* _BRIEF_
From the listing below, tally the lines that include "Peer". Return only the total.

-- BEGIN THE INPUT --

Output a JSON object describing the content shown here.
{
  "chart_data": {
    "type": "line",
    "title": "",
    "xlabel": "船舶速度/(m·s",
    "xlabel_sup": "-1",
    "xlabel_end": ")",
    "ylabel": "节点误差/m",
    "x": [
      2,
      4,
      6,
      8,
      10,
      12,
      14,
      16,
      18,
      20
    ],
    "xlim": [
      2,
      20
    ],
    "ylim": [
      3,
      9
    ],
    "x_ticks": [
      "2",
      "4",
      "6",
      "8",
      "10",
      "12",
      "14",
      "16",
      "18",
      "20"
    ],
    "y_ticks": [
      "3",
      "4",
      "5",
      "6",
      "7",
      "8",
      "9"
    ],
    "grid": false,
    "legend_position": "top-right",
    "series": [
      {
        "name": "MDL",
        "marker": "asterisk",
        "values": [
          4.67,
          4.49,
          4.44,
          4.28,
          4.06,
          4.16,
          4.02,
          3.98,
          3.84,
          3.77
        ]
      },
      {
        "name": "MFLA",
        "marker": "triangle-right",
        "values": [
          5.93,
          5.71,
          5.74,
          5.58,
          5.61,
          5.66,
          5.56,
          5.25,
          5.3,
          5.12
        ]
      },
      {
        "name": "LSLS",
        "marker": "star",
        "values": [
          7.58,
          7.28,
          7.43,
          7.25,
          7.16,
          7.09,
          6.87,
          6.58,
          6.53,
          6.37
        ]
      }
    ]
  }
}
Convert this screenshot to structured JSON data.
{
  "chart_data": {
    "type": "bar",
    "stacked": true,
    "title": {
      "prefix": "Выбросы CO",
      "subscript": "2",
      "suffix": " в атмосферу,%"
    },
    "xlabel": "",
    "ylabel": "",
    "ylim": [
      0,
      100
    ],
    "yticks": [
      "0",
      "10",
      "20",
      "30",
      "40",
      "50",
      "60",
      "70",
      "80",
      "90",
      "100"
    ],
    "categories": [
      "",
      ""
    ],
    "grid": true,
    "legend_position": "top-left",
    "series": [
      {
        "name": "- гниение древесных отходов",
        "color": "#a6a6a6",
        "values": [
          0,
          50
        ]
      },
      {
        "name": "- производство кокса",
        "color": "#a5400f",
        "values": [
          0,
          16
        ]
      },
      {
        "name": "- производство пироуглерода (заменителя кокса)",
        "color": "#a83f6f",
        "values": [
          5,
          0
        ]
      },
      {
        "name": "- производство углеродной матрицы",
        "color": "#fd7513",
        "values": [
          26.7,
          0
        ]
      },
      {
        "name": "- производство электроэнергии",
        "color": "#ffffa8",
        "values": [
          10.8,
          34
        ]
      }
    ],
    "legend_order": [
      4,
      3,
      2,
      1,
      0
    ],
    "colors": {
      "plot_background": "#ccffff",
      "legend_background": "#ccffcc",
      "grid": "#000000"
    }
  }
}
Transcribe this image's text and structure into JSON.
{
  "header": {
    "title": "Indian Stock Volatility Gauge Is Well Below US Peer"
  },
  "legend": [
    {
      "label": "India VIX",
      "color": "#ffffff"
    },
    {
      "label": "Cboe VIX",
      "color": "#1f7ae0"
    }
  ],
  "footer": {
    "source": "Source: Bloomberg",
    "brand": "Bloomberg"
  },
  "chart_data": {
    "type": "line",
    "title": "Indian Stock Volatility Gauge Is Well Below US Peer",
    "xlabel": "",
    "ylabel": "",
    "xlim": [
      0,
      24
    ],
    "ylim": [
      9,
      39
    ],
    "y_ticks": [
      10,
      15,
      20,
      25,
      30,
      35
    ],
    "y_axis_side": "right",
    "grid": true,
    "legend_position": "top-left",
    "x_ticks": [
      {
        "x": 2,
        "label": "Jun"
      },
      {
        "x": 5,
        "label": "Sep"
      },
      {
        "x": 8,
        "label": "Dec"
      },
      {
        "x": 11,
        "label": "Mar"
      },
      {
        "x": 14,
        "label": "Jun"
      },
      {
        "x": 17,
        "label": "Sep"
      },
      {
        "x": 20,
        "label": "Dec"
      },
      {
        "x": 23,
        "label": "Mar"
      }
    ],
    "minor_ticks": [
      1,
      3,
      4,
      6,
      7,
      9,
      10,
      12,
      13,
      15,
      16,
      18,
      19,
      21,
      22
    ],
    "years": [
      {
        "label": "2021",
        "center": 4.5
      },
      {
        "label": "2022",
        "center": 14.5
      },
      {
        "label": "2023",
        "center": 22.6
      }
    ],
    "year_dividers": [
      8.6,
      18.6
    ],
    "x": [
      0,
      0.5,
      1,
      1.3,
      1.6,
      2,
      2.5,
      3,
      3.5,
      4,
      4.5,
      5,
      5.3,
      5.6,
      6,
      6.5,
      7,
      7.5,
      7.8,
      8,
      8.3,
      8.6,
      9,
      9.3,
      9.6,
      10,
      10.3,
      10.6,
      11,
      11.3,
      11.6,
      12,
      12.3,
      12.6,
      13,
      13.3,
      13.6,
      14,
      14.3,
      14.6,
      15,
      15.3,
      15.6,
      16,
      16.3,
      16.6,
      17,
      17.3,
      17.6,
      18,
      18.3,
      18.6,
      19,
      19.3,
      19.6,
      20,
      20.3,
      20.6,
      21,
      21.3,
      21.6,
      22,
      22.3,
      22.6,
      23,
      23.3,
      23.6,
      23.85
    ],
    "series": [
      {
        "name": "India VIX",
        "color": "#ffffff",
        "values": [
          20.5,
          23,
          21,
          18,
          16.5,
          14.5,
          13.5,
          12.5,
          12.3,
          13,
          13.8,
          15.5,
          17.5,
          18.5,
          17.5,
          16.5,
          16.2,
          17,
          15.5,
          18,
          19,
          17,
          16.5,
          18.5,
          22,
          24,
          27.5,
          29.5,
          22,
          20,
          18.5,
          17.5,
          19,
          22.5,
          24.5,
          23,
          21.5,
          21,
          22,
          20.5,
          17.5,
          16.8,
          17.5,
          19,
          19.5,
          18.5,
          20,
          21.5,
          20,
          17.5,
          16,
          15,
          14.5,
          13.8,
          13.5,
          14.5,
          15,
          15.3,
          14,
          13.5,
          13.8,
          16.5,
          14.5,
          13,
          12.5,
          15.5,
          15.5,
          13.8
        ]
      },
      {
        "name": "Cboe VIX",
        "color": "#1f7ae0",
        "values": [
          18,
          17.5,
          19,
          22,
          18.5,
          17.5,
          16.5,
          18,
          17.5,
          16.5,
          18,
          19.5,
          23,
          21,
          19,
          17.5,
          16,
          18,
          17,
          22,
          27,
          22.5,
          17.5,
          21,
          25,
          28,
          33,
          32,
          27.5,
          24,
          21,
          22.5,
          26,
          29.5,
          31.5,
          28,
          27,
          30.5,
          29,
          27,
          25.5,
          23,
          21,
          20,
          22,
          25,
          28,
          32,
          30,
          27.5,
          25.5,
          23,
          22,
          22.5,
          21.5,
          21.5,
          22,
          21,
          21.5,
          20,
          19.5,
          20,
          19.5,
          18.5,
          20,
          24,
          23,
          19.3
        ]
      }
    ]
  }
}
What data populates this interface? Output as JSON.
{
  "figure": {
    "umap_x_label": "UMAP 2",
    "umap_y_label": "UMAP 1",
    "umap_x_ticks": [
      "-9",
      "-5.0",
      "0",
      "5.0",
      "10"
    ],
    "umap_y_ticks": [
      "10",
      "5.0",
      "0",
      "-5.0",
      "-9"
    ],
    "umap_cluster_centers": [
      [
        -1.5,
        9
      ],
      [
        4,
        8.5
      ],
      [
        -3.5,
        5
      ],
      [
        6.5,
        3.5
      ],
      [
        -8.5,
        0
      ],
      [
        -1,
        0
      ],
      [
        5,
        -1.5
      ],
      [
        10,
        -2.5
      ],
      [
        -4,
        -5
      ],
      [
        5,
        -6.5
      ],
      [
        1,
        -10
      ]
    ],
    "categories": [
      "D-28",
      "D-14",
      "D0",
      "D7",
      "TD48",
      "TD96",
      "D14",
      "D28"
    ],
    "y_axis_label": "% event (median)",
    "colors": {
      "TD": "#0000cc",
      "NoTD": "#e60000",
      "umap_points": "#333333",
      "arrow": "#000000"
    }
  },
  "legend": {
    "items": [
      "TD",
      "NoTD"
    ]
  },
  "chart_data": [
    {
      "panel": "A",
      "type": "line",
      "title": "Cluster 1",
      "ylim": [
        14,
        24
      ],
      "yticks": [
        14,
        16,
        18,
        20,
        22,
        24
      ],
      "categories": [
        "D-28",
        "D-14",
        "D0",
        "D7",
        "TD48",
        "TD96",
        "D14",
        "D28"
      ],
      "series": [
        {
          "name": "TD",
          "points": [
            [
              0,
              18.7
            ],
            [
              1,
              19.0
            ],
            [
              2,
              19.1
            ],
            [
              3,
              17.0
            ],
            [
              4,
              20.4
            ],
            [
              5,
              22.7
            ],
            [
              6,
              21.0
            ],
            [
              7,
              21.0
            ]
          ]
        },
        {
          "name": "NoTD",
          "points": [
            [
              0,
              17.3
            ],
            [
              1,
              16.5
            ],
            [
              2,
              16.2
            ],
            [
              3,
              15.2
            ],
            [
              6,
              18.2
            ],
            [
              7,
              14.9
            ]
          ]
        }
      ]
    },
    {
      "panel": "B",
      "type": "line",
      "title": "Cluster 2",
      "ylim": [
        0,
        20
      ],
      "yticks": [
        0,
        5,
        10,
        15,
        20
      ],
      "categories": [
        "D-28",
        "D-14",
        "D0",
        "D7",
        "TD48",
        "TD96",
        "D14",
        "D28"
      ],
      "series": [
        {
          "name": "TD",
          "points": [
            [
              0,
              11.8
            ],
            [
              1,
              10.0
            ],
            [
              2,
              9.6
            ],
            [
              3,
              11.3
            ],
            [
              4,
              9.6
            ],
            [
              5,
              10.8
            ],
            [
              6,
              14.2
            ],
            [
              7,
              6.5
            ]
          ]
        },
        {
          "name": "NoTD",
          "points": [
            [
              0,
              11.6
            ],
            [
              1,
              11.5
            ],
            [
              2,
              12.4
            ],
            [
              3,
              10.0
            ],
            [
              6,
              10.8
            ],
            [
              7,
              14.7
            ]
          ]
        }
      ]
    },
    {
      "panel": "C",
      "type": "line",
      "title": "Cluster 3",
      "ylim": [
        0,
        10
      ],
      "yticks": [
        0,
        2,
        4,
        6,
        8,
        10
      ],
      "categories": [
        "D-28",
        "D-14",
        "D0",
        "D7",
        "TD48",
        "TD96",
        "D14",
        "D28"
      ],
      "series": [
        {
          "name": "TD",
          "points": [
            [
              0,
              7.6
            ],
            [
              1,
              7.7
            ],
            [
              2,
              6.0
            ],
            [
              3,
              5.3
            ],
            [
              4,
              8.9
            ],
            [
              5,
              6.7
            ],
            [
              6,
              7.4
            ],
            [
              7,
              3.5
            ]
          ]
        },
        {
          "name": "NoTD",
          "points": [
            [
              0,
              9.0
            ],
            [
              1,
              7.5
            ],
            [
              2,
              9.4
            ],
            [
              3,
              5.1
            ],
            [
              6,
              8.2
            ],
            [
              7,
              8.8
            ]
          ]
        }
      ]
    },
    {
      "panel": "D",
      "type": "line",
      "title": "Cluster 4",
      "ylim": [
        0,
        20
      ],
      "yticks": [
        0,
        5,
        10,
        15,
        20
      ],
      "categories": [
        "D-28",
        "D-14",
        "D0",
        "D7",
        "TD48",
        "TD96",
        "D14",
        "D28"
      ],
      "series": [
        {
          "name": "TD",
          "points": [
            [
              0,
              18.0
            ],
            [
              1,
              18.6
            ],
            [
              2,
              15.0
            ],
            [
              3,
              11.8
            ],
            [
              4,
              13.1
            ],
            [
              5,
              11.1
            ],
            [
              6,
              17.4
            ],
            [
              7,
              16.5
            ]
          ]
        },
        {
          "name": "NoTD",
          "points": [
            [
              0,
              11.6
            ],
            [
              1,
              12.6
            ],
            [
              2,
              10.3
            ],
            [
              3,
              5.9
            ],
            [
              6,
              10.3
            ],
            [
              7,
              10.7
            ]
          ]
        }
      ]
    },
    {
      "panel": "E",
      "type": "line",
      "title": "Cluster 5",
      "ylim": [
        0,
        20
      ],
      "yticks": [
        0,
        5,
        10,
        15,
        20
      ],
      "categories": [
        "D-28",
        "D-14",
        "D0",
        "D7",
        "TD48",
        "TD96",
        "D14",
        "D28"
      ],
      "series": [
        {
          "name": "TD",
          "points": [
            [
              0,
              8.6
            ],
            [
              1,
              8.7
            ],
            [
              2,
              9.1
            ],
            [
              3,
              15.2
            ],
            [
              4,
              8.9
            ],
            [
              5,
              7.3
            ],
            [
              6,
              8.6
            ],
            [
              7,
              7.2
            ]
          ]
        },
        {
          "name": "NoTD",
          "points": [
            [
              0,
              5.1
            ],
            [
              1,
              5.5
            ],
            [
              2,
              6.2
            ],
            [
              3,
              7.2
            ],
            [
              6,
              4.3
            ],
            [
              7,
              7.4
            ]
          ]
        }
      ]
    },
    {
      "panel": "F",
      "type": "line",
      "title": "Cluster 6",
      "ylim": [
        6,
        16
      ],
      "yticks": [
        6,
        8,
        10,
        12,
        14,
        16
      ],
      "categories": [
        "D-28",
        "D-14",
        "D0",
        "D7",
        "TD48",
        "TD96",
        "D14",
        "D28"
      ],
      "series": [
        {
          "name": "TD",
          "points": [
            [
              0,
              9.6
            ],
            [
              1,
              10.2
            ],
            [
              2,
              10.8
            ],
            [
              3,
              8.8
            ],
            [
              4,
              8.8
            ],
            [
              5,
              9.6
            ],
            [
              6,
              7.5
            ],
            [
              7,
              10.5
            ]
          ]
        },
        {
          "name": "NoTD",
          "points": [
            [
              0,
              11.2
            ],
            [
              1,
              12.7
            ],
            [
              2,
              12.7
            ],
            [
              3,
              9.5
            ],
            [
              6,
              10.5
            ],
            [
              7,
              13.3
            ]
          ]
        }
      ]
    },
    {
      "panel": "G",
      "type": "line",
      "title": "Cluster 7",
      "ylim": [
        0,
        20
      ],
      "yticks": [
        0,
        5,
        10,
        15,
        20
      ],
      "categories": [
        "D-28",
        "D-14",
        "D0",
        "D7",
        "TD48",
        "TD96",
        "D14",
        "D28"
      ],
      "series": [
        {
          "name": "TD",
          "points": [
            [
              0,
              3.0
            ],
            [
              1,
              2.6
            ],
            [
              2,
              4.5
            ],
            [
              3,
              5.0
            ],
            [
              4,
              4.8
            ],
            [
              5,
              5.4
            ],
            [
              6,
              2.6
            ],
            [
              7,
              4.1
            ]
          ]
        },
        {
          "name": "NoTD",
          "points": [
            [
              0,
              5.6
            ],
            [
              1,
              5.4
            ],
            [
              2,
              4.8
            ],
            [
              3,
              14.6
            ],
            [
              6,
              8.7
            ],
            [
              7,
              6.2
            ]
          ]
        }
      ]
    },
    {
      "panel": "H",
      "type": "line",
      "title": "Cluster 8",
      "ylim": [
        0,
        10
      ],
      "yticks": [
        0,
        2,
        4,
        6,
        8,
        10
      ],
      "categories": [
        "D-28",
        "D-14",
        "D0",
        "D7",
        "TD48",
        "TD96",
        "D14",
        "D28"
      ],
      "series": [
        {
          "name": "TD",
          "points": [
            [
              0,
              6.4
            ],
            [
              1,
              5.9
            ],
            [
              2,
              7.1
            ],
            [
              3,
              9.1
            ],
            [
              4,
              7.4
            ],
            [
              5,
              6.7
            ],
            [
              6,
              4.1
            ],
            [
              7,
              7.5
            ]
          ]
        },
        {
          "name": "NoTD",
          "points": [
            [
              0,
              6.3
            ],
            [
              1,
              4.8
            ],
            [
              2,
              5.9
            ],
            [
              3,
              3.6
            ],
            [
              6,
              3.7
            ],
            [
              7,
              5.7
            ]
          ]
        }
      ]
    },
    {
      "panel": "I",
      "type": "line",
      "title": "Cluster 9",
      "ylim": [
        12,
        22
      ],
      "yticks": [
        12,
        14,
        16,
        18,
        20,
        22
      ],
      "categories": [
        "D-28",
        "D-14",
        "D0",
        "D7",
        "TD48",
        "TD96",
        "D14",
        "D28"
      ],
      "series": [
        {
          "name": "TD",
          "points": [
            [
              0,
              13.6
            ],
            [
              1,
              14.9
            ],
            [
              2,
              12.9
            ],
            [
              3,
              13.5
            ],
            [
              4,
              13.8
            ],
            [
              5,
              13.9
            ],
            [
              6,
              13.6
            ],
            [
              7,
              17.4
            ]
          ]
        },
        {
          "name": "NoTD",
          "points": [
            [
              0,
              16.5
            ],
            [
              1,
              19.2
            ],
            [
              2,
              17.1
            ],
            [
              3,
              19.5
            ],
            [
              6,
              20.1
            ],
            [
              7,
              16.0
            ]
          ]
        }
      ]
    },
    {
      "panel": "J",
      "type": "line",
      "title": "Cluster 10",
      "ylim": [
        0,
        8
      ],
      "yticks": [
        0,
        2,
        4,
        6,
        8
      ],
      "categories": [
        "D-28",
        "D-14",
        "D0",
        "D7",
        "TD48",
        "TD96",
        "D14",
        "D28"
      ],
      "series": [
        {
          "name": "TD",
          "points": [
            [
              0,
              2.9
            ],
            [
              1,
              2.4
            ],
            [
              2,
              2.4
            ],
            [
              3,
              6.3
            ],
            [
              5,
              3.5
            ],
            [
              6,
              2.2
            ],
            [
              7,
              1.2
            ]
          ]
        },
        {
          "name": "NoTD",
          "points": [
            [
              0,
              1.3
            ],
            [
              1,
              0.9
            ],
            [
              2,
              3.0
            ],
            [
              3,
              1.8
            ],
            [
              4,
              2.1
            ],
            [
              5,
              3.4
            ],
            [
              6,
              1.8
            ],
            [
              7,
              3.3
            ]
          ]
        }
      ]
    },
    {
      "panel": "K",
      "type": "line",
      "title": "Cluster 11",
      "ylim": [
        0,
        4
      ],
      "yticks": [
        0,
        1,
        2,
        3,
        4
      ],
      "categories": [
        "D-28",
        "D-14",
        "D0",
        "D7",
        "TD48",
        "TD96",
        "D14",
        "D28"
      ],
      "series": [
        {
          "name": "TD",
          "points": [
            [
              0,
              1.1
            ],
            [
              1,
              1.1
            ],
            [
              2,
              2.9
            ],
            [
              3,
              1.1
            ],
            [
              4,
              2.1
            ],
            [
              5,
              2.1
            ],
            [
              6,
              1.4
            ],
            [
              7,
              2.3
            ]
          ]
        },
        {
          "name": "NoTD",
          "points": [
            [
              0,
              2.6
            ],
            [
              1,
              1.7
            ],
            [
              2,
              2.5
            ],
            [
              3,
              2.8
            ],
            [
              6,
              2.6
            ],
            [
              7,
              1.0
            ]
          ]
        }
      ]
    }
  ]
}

-- END THE INPUT --

* _EXERCISE OUTPUT_
2